Records from a data collection:
--- START ---

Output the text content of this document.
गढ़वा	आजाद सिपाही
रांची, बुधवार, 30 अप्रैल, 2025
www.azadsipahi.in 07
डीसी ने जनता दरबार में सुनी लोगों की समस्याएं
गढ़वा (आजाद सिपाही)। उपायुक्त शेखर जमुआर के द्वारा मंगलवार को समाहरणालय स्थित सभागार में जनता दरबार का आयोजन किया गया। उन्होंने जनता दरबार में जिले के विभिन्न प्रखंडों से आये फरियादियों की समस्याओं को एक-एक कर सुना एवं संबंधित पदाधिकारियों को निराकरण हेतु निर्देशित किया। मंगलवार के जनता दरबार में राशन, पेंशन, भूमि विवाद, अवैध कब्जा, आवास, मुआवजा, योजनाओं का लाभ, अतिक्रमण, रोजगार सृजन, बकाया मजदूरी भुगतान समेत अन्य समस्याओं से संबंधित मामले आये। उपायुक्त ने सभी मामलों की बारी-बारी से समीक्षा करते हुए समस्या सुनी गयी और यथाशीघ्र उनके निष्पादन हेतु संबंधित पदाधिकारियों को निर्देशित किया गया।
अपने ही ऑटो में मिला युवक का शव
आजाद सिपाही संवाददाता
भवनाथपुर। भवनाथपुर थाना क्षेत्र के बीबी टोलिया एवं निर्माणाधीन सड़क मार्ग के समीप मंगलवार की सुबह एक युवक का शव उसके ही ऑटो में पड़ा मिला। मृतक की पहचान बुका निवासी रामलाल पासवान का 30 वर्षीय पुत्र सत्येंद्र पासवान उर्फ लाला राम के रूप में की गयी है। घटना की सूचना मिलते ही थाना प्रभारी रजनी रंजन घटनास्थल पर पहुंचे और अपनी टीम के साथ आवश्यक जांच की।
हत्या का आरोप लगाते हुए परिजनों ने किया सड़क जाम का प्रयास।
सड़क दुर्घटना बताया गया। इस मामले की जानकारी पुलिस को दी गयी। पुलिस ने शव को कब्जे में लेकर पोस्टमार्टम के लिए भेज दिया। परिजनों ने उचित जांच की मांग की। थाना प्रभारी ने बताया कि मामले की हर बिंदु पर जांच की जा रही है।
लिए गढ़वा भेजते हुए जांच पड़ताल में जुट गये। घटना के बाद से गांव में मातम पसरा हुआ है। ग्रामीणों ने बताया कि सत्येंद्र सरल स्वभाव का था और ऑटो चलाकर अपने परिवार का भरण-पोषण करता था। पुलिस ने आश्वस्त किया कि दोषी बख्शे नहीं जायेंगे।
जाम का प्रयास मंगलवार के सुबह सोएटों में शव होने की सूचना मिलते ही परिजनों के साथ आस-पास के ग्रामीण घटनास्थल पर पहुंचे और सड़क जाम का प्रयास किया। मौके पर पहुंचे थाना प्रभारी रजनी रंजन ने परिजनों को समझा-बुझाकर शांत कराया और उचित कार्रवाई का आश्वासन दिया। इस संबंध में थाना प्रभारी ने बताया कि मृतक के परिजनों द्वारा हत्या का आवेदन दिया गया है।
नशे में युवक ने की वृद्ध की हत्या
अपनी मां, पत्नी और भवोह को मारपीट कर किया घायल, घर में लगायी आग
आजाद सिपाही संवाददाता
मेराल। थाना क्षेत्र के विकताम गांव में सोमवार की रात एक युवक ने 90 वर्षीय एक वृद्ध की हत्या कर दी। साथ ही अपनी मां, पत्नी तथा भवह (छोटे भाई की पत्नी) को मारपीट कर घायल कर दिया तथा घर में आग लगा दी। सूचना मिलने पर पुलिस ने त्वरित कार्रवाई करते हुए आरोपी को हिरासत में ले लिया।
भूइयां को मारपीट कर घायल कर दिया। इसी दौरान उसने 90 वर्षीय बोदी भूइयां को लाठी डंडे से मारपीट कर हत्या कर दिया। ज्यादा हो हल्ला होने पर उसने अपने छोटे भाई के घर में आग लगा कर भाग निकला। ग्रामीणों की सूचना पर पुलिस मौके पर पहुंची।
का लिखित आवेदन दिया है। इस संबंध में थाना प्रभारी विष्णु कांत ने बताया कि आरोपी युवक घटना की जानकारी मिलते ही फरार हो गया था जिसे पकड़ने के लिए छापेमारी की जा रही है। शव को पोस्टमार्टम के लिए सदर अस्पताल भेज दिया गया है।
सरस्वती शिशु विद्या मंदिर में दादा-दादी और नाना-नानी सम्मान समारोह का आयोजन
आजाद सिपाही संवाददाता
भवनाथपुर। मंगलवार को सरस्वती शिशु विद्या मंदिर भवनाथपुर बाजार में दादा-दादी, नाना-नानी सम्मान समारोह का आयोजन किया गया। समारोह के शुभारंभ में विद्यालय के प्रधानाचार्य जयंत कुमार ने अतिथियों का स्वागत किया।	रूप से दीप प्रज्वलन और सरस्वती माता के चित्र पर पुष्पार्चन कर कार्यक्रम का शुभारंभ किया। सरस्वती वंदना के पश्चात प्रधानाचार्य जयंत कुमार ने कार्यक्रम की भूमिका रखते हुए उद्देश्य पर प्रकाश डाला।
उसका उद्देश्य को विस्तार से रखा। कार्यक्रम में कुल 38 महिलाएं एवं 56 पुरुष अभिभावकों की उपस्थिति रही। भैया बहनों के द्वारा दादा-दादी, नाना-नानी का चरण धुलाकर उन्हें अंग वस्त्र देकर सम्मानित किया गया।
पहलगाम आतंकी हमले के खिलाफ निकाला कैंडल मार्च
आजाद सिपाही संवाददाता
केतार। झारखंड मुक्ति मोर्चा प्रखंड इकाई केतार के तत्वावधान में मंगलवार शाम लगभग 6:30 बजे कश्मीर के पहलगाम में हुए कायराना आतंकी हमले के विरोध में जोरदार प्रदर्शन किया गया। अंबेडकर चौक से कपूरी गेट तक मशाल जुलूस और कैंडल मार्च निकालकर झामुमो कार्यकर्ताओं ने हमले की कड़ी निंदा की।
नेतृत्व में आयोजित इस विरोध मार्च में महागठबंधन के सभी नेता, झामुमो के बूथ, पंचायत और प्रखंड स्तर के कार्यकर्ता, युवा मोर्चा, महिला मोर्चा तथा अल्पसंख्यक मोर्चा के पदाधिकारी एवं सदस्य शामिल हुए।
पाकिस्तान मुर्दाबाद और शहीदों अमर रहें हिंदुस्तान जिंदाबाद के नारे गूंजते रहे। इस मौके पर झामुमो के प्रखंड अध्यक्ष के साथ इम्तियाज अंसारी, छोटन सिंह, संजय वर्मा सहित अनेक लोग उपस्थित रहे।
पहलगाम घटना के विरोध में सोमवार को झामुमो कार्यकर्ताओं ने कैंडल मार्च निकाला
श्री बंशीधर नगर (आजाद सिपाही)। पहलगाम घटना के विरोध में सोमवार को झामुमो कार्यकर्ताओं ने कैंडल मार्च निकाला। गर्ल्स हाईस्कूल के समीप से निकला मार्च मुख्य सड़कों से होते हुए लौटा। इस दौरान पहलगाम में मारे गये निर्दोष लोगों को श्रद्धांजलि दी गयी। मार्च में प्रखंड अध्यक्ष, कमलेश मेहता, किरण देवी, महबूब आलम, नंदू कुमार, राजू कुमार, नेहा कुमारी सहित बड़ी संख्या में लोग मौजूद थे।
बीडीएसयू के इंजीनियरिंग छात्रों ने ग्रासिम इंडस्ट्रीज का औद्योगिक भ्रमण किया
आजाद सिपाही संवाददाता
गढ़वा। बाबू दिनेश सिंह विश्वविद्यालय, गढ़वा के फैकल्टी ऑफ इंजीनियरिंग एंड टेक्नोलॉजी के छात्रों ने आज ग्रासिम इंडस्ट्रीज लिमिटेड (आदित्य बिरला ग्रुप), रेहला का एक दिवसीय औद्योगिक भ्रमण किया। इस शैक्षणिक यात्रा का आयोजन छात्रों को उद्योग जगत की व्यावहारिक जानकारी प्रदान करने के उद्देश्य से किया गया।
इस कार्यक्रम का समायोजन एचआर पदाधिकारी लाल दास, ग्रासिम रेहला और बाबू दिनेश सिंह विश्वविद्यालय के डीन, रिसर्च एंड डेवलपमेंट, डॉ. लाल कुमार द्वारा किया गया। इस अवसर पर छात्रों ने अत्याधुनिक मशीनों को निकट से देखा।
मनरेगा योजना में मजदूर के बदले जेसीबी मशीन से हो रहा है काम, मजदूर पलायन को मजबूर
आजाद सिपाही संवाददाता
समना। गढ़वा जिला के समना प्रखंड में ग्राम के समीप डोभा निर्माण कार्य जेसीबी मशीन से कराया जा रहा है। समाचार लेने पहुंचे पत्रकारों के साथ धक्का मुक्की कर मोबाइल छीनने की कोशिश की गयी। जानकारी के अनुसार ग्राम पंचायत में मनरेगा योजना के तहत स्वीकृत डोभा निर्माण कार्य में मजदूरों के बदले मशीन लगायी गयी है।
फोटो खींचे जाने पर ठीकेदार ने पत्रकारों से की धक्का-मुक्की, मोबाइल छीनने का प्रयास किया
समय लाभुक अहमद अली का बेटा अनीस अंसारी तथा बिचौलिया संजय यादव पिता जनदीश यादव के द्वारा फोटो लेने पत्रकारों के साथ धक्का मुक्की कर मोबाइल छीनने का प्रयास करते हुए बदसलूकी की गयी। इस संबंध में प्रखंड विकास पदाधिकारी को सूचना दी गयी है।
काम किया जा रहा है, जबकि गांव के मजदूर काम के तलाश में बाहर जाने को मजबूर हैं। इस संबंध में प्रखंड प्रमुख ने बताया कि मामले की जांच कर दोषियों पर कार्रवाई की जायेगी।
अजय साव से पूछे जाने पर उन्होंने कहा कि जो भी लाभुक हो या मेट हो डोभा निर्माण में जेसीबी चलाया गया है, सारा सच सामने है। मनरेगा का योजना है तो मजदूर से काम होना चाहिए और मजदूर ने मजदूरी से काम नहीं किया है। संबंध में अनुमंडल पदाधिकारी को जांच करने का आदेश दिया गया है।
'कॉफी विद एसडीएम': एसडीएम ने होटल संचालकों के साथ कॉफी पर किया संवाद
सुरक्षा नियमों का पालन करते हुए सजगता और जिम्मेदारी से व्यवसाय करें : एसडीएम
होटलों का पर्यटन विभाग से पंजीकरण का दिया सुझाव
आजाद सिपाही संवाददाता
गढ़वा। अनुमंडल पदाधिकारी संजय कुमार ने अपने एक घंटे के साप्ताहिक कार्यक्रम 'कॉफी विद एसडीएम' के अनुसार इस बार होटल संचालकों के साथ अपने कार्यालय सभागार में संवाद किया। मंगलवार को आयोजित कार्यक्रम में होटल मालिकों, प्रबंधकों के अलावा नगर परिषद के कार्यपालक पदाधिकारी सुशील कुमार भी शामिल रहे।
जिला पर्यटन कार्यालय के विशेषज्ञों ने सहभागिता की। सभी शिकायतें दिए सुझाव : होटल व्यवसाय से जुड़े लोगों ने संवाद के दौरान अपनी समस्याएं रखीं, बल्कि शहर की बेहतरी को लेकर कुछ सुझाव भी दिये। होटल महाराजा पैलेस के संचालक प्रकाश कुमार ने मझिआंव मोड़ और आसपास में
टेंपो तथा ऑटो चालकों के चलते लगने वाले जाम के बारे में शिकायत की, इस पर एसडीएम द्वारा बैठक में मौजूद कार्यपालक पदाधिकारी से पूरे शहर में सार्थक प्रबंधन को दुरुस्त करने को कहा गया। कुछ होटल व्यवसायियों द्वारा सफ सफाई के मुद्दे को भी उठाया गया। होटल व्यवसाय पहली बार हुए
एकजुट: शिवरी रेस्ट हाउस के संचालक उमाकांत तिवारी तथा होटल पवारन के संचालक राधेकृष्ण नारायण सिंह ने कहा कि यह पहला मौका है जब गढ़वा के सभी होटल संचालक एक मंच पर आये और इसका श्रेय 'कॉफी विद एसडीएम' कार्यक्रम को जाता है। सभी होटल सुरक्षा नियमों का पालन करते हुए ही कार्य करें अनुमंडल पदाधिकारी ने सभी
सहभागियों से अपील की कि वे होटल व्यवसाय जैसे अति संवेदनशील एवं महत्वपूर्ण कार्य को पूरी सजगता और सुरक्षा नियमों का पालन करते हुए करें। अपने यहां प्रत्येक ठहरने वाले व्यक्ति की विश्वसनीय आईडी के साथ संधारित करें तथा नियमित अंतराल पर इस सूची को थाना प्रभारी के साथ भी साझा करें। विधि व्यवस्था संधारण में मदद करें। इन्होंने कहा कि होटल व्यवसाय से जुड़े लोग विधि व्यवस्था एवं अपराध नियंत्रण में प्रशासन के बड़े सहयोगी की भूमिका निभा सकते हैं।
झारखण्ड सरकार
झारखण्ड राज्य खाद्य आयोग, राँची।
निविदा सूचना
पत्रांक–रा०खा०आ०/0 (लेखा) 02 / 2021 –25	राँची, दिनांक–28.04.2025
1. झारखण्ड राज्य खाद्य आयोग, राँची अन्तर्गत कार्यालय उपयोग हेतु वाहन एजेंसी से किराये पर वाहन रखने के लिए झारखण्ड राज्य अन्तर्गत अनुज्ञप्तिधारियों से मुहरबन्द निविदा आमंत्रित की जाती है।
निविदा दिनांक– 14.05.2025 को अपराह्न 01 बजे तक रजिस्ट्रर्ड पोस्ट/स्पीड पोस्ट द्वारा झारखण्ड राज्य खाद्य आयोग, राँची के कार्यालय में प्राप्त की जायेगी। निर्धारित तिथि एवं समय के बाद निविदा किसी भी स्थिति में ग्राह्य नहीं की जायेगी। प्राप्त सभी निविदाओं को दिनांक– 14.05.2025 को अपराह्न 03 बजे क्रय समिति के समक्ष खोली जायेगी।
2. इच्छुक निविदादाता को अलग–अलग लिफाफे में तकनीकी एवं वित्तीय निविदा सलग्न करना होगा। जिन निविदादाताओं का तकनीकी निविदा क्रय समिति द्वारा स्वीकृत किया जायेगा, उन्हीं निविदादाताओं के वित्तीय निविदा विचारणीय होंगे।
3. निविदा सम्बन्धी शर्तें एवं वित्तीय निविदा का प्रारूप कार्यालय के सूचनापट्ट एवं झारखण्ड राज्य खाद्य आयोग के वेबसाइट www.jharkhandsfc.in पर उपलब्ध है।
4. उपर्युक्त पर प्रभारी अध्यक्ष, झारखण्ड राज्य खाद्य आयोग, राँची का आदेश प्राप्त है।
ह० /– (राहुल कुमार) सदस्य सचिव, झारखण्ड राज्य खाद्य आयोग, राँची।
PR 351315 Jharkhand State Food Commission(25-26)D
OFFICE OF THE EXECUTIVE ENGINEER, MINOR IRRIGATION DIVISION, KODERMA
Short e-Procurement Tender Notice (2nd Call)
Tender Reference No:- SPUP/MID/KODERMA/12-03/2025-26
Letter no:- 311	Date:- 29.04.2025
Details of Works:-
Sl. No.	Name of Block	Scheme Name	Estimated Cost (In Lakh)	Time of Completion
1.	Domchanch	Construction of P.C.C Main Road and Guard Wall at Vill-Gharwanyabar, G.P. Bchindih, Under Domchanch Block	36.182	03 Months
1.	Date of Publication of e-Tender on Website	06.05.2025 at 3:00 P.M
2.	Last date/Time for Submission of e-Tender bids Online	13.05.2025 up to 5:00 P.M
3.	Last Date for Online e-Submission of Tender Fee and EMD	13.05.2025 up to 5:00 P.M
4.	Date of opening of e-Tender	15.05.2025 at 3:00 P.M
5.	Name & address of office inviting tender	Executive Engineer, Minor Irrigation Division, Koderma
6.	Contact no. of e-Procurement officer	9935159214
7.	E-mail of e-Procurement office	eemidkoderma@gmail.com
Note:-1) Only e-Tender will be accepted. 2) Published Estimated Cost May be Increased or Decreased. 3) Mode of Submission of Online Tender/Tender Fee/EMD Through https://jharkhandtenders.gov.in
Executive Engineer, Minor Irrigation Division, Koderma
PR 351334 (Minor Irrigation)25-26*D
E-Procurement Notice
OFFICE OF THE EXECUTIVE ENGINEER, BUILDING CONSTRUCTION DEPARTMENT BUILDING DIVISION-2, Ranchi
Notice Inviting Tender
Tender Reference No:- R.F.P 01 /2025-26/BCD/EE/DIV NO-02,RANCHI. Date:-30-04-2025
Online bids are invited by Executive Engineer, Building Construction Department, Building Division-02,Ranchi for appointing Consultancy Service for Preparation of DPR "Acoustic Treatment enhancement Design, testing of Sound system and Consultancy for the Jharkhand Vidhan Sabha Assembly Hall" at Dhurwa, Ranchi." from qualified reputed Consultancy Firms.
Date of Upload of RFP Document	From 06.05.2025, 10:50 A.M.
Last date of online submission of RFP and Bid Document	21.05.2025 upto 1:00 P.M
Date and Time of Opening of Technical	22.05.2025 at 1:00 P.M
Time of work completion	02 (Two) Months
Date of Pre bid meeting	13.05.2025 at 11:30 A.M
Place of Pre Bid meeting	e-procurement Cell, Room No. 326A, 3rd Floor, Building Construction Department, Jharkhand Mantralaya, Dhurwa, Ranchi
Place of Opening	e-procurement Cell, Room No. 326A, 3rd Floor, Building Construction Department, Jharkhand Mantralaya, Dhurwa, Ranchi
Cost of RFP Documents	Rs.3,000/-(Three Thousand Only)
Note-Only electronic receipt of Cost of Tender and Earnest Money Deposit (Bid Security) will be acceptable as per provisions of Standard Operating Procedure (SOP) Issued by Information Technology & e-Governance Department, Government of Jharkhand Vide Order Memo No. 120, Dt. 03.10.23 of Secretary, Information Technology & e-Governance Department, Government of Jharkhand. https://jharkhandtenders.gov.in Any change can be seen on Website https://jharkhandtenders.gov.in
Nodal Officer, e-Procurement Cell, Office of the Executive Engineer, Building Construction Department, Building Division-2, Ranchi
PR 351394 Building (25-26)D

--- END ---

■ **What you will do**:
List every line above containing the word "Cell".

■ **Correct output**:
Place of Pre Bid meeting	e-procurement Cell, Room No. 326A, 3rd Floor, Building Construction Department, Jharkhand Mantralaya, Dhurwa, Ranchi
Place of Opening	e-procurement Cell, Room No. 326A, 3rd Floor, Building Construction Department, Jharkhand Mantralaya, Dhurwa, Ranchi
Nodal Officer, e-Procurement Cell, Office of the Executive Engineer, Building Construction Department, Building Division-2, Ranchi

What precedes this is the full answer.